Goal:
Reproduce every line of the material below, but drop the pictures.

Data entries for graphics:

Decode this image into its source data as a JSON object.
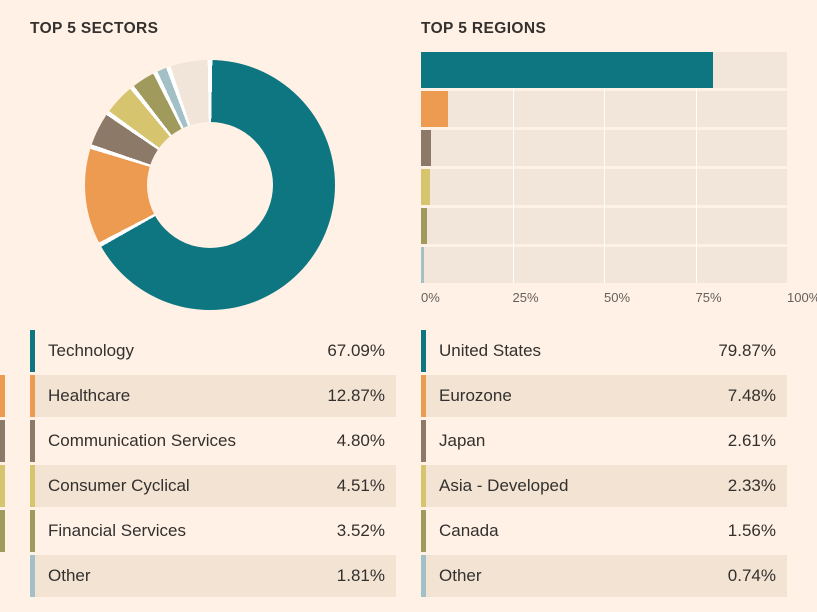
{
  "colors": {
    "background": "#FFF1E5",
    "text": "#33302E",
    "axis_text": "#66605C",
    "bar_track": "#F1E6D9",
    "row_stripe": "#F2E3D3",
    "separator": "#FFFFFF"
  },
  "sectors": {
    "title": "TOP 5 SECTORS",
    "rows": [
      {
        "label": "Technology",
        "value": "67.09%",
        "color": "#0D7680"
      },
      {
        "label": "Healthcare",
        "value": "12.87%",
        "color": "#ED9B51"
      },
      {
        "label": "Communication Services",
        "value": "4.80%",
        "color": "#8C7968"
      },
      {
        "label": "Consumer Cyclical",
        "value": "4.51%",
        "color": "#D7C46E"
      },
      {
        "label": "Financial Services",
        "value": "3.52%",
        "color": "#A19A5D"
      },
      {
        "label": "Other",
        "value": "1.81%",
        "color": "#A2C0C5"
      }
    ]
  },
  "regions": {
    "title": "TOP 5 REGIONS",
    "rows": [
      {
        "label": "United States",
        "value": "79.87%",
        "color": "#0D7680"
      },
      {
        "label": "Eurozone",
        "value": "7.48%",
        "color": "#ED9B51"
      },
      {
        "label": "Japan",
        "value": "2.61%",
        "color": "#8C7968"
      },
      {
        "label": "Asia - Developed",
        "value": "2.33%",
        "color": "#D7C46E"
      },
      {
        "label": "Canada",
        "value": "1.56%",
        "color": "#A19A5D"
      },
      {
        "label": "Other",
        "value": "0.74%",
        "color": "#A2C0C5"
      }
    ]
  },
  "chart_data": [
    {
      "type": "pie",
      "subtype": "donut",
      "title": "TOP 5 SECTORS",
      "labels": [
        "Technology",
        "Healthcare",
        "Communication Services",
        "Consumer Cyclical",
        "Financial Services",
        "Other",
        "Remainder (unlabeled)"
      ],
      "values": [
        67.09,
        12.87,
        4.8,
        4.51,
        3.52,
        1.81,
        5.4
      ],
      "colors": [
        "#0D7680",
        "#ED9B51",
        "#8C7968",
        "#D7C46E",
        "#A19A5D",
        "#A2C0C5",
        "#F0E5D8"
      ],
      "start_angle_deg": 0,
      "direction": "clockwise",
      "legend_position": "table below chart"
    },
    {
      "type": "bar",
      "orientation": "horizontal",
      "title": "TOP 5 REGIONS",
      "categories": [
        "United States",
        "Eurozone",
        "Japan",
        "Asia - Developed",
        "Canada",
        "Other"
      ],
      "values": [
        79.87,
        7.48,
        2.61,
        2.33,
        1.56,
        0.74
      ],
      "colors": [
        "#0D7680",
        "#ED9B51",
        "#8C7968",
        "#D7C46E",
        "#A19A5D",
        "#A2C0C5"
      ],
      "xlim": [
        0,
        100
      ],
      "xticks": [
        "0%",
        "25%",
        "50%",
        "75%",
        "100%"
      ],
      "xtick_positions": [
        0,
        25,
        50,
        75,
        100
      ],
      "gridlines": [
        25,
        50,
        75
      ],
      "grid": true,
      "legend_position": "table below chart"
    }
  ],
  "edge_marks": [
    {
      "row": 1,
      "color": "#ED9B51"
    },
    {
      "row": 2,
      "color": "#8C7968"
    },
    {
      "row": 3,
      "color": "#D7C46E"
    },
    {
      "row": 4,
      "color": "#A19A5D"
    }
  ]
}
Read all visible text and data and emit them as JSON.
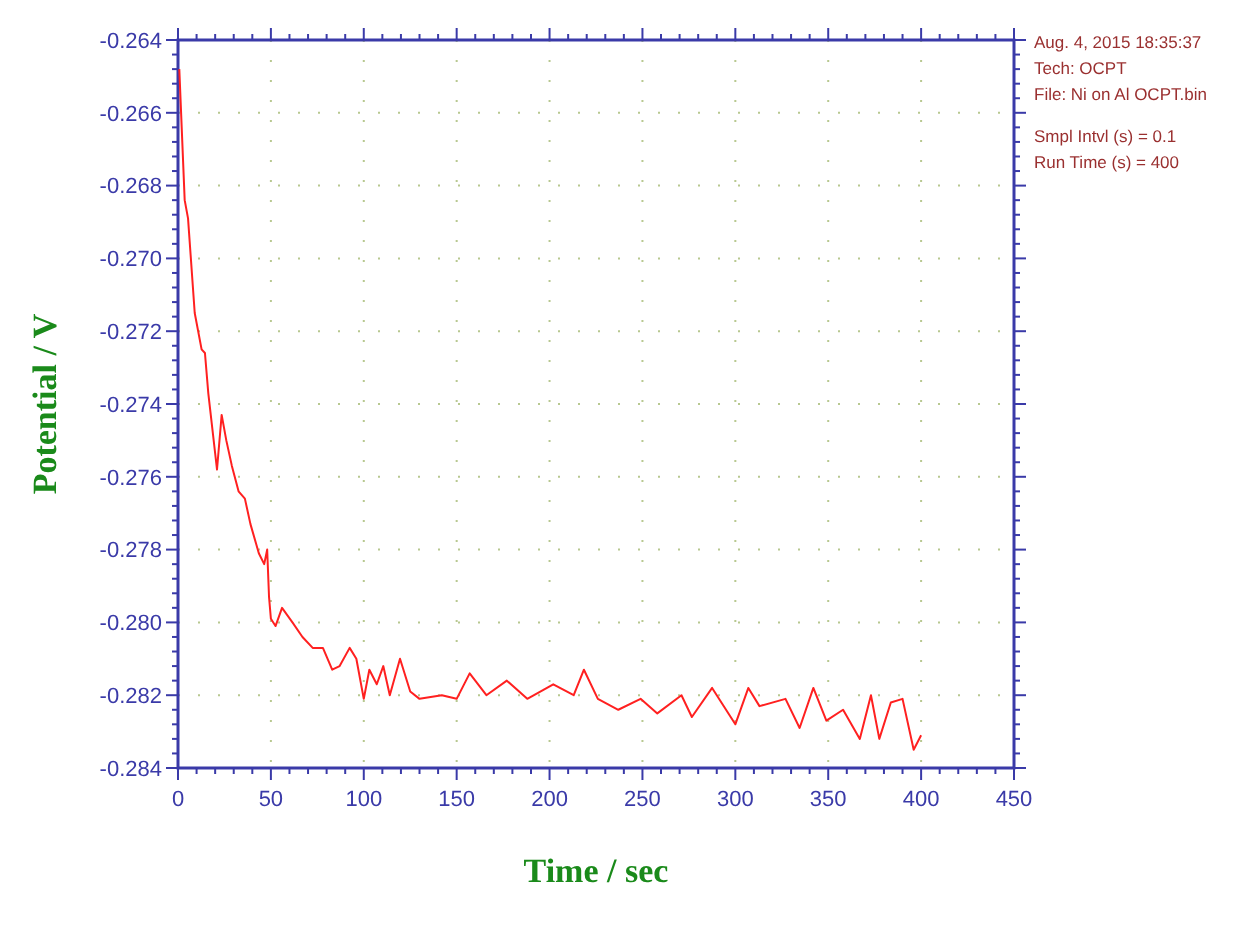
{
  "chart_data": {
    "type": "line",
    "xlabel": "Time / sec",
    "ylabel": "Potential / V",
    "annotations": [
      "Aug. 4, 2015   18:35:37",
      "Tech: OCPT",
      "File: Ni on Al OCPT.bin",
      "Smpl Intvl (s) = 0.1",
      "Run Time (s) = 400"
    ],
    "xlim": [
      0,
      450
    ],
    "ylim": [
      -0.284,
      -0.264
    ],
    "xticks": [
      0,
      50,
      100,
      150,
      200,
      250,
      300,
      350,
      400,
      450
    ],
    "yticks": [
      {
        "value": -0.284,
        "label": "-0.284"
      },
      {
        "value": -0.282,
        "label": "-0.282"
      },
      {
        "value": -0.28,
        "label": "-0.280"
      },
      {
        "value": -0.278,
        "label": "-0.278"
      },
      {
        "value": -0.276,
        "label": "-0.276"
      },
      {
        "value": -0.274,
        "label": "-0.274"
      },
      {
        "value": -0.272,
        "label": "-0.272"
      },
      {
        "value": -0.27,
        "label": "-0.270"
      },
      {
        "value": -0.268,
        "label": "-0.268"
      },
      {
        "value": -0.266,
        "label": "-0.266"
      },
      {
        "value": -0.264,
        "label": "-0.264"
      }
    ],
    "grid": true,
    "line_style": "solid",
    "series": [
      {
        "color": "#ff2020",
        "x": [
          0.7,
          3.6,
          5.4,
          9,
          12.7,
          14.5,
          16.3,
          21,
          23.5,
          26,
          29,
          32.6,
          36,
          39,
          43.5,
          46.4,
          48,
          49,
          50,
          52.5,
          56,
          61.6,
          67,
          72.5,
          78,
          83,
          87,
          92.4,
          96,
          100,
          103,
          107,
          110.5,
          114,
          119.5,
          125,
          130,
          142,
          150,
          157,
          166,
          177,
          188,
          202,
          213,
          218.5,
          226,
          237,
          249,
          258,
          271,
          276.6,
          287.5,
          300,
          307,
          313,
          327,
          334.6,
          342,
          349,
          358,
          367,
          373,
          377.5,
          383.7,
          390,
          396,
          400
        ],
        "values": [
          -0.2648,
          -0.2684,
          -0.2689,
          -0.2715,
          -0.2725,
          -0.2726,
          -0.2737,
          -0.2758,
          -0.2743,
          -0.275,
          -0.2757,
          -0.2764,
          -0.2766,
          -0.2773,
          -0.2781,
          -0.2784,
          -0.278,
          -0.2793,
          -0.2799,
          -0.2801,
          -0.2796,
          -0.28,
          -0.2804,
          -0.2807,
          -0.2807,
          -0.2813,
          -0.2812,
          -0.2807,
          -0.281,
          -0.2821,
          -0.2813,
          -0.2817,
          -0.2812,
          -0.282,
          -0.281,
          -0.2819,
          -0.2821,
          -0.282,
          -0.2821,
          -0.2814,
          -0.282,
          -0.2816,
          -0.2821,
          -0.2817,
          -0.282,
          -0.2813,
          -0.2821,
          -0.2824,
          -0.2821,
          -0.2825,
          -0.282,
          -0.2826,
          -0.2818,
          -0.2828,
          -0.2818,
          -0.2823,
          -0.2821,
          -0.2829,
          -0.2818,
          -0.2827,
          -0.2824,
          -0.2832,
          -0.282,
          -0.2832,
          -0.2822,
          -0.2821,
          -0.2835,
          -0.2831
        ]
      }
    ]
  }
}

Task response:
Decode this image into its source data as a JSON object.
{
  "colors": {
    "background": "#FFF1E5",
    "text": "#33302E",
    "axis_text": "#66605C",
    "bar_track": "#F1E6D9",
    "row_stripe": "#F2E3D3",
    "separator": "#FFFFFF"
  },
  "sectors": {
    "title": "TOP 5 SECTORS",
    "rows": [
      {
        "label": "Technology",
        "value": "67.09%",
        "color": "#0D7680"
      },
      {
        "label": "Healthcare",
        "value": "12.87%",
        "color": "#ED9B51"
      },
      {
        "label": "Communication Services",
        "value": "4.80%",
        "color": "#8C7968"
      },
      {
        "label": "Consumer Cyclical",
        "value": "4.51%",
        "color": "#D7C46E"
      },
      {
        "label": "Financial Services",
        "value": "3.52%",
        "color": "#A19A5D"
      },
      {
        "label": "Other",
        "value": "1.81%",
        "color": "#A2C0C5"
      }
    ]
  },
  "regions": {
    "title": "TOP 5 REGIONS",
    "rows": [
      {
        "label": "United States",
        "value": "79.87%",
        "color": "#0D7680"
      },
      {
        "label": "Eurozone",
        "value": "7.48%",
        "color": "#ED9B51"
      },
      {
        "label": "Japan",
        "value": "2.61%",
        "color": "#8C7968"
      },
      {
        "label": "Asia - Developed",
        "value": "2.33%",
        "color": "#D7C46E"
      },
      {
        "label": "Canada",
        "value": "1.56%",
        "color": "#A19A5D"
      },
      {
        "label": "Other",
        "value": "0.74%",
        "color": "#A2C0C5"
      }
    ]
  },
  "chart_data": [
    {
      "type": "pie",
      "subtype": "donut",
      "title": "TOP 5 SECTORS",
      "labels": [
        "Technology",
        "Healthcare",
        "Communication Services",
        "Consumer Cyclical",
        "Financial Services",
        "Other",
        "Remainder (unlabeled)"
      ],
      "values": [
        67.09,
        12.87,
        4.8,
        4.51,
        3.52,
        1.81,
        5.4
      ],
      "colors": [
        "#0D7680",
        "#ED9B51",
        "#8C7968",
        "#D7C46E",
        "#A19A5D",
        "#A2C0C5",
        "#F0E5D8"
      ],
      "start_angle_deg": 0,
      "direction": "clockwise",
      "legend_position": "table below chart"
    },
    {
      "type": "bar",
      "orientation": "horizontal",
      "title": "TOP 5 REGIONS",
      "categories": [
        "United States",
        "Eurozone",
        "Japan",
        "Asia - Developed",
        "Canada",
        "Other"
      ],
      "values": [
        79.87,
        7.48,
        2.61,
        2.33,
        1.56,
        0.74
      ],
      "colors": [
        "#0D7680",
        "#ED9B51",
        "#8C7968",
        "#D7C46E",
        "#A19A5D",
        "#A2C0C5"
      ],
      "xlim": [
        0,
        100
      ],
      "xticks": [
        "0%",
        "25%",
        "50%",
        "75%",
        "100%"
      ],
      "xtick_positions": [
        0,
        25,
        50,
        75,
        100
      ],
      "gridlines": [
        25,
        50,
        75
      ],
      "grid": true,
      "legend_position": "table below chart"
    }
  ],
  "edge_marks": [
    {
      "row": 1,
      "color": "#ED9B51"
    },
    {
      "row": 2,
      "color": "#8C7968"
    },
    {
      "row": 3,
      "color": "#D7C46E"
    },
    {
      "row": 4,
      "color": "#A19A5D"
    }
  ]
}
Read all visible text and data and emit them as JSON.
{
  "chart_data": {
    "type": "line",
    "xlabel": "Time / sec",
    "ylabel": "Potential / V",
    "annotations": [
      "Aug. 4, 2015   18:35:37",
      "Tech: OCPT",
      "File: Ni on Al OCPT.bin",
      "Smpl Intvl (s) = 0.1",
      "Run Time (s) = 400"
    ],
    "xlim": [
      0,
      450
    ],
    "ylim": [
      -0.284,
      -0.264
    ],
    "xticks": [
      0,
      50,
      100,
      150,
      200,
      250,
      300,
      350,
      400,
      450
    ],
    "yticks": [
      {
        "value": -0.284,
        "label": "-0.284"
      },
      {
        "value": -0.282,
        "label": "-0.282"
      },
      {
        "value": -0.28,
        "label": "-0.280"
      },
      {
        "value": -0.278,
        "label": "-0.278"
      },
      {
        "value": -0.276,
        "label": "-0.276"
      },
      {
        "value": -0.274,
        "label": "-0.274"
      },
      {
        "value": -0.272,
        "label": "-0.272"
      },
      {
        "value": -0.27,
        "label": "-0.270"
      },
      {
        "value": -0.268,
        "label": "-0.268"
      },
      {
        "value": -0.266,
        "label": "-0.266"
      },
      {
        "value": -0.264,
        "label": "-0.264"
      }
    ],
    "grid": true,
    "line_style": "solid",
    "series": [
      {
        "color": "#ff2020",
        "x": [
          0.7,
          3.6,
          5.4,
          9,
          12.7,
          14.5,
          16.3,
          21,
          23.5,
          26,
          29,
          32.6,
          36,
          39,
          43.5,
          46.4,
          48,
          49,
          50,
          52.5,
          56,
          61.6,
          67,
          72.5,
          78,
          83,
          87,
          92.4,
          96,
          100,
          103,
          107,
          110.5,
          114,
          119.5,
          125,
          130,
          142,
          150,
          157,
          166,
          177,
          188,
          202,
          213,
          218.5,
          226,
          237,
          249,
          258,
          271,
          276.6,
          287.5,
          300,
          307,
          313,
          327,
          334.6,
          342,
          349,
          358,
          367,
          373,
          377.5,
          383.7,
          390,
          396,
          400
        ],
        "values": [
          -0.2648,
          -0.2684,
          -0.2689,
          -0.2715,
          -0.2725,
          -0.2726,
          -0.2737,
          -0.2758,
          -0.2743,
          -0.275,
          -0.2757,
          -0.2764,
          -0.2766,
          -0.2773,
          -0.2781,
          -0.2784,
          -0.278,
          -0.2793,
          -0.2799,
          -0.2801,
          -0.2796,
          -0.28,
          -0.2804,
          -0.2807,
          -0.2807,
          -0.2813,
          -0.2812,
          -0.2807,
          -0.281,
          -0.2821,
          -0.2813,
          -0.2817,
          -0.2812,
          -0.282,
          -0.281,
          -0.2819,
          -0.2821,
          -0.282,
          -0.2821,
          -0.2814,
          -0.282,
          -0.2816,
          -0.2821,
          -0.2817,
          -0.282,
          -0.2813,
          -0.2821,
          -0.2824,
          -0.2821,
          -0.2825,
          -0.282,
          -0.2826,
          -0.2818,
          -0.2828,
          -0.2818,
          -0.2823,
          -0.2821,
          -0.2829,
          -0.2818,
          -0.2827,
          -0.2824,
          -0.2832,
          -0.282,
          -0.2832,
          -0.2822,
          -0.2821,
          -0.2835,
          -0.2831
        ]
      }
    ]
  }
}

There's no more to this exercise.